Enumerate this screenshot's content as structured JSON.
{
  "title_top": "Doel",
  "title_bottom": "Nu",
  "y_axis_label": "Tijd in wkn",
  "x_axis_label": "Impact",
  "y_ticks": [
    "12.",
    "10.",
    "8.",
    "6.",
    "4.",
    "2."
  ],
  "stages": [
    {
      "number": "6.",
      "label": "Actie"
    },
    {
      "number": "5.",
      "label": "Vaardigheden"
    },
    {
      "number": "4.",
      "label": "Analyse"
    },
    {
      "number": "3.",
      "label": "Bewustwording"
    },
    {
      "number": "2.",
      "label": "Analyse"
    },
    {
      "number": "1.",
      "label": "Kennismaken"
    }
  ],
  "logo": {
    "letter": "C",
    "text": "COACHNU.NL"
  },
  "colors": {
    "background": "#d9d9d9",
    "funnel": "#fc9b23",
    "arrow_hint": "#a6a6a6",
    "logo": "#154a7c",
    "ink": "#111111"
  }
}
####################
# [What is needed]
Set every line of the listing down word for word.

# [The completed task]
Enumerate this screenshot's content as structured JSON.
{
  "title_top": "Doel",
  "title_bottom": "Nu",
  "y_axis_label": "Tijd in wkn",
  "x_axis_label": "Impact",
  "y_ticks": [
    "12.",
    "10.",
    "8.",
    "6.",
    "4.",
    "2."
  ],
  "stages": [
    {
      "number": "6.",
      "label": "Actie"
    },
    {
      "number": "5.",
      "label": "Vaardigheden"
    },
    {
      "number": "4.",
      "label": "Analyse"
    },
    {
      "number": "3.",
      "label": "Bewustwording"
    },
    {
      "number": "2.",
      "label": "Analyse"
    },
    {
      "number": "1.",
      "label": "Kennismaken"
    }
  ],
  "logo": {
    "letter": "C",
    "text": "COACHNU.NL"
  },
  "colors": {
    "background": "#d9d9d9",
    "funnel": "#fc9b23",
    "arrow_hint": "#a6a6a6",
    "logo": "#154a7c",
    "ink": "#111111"
  }
}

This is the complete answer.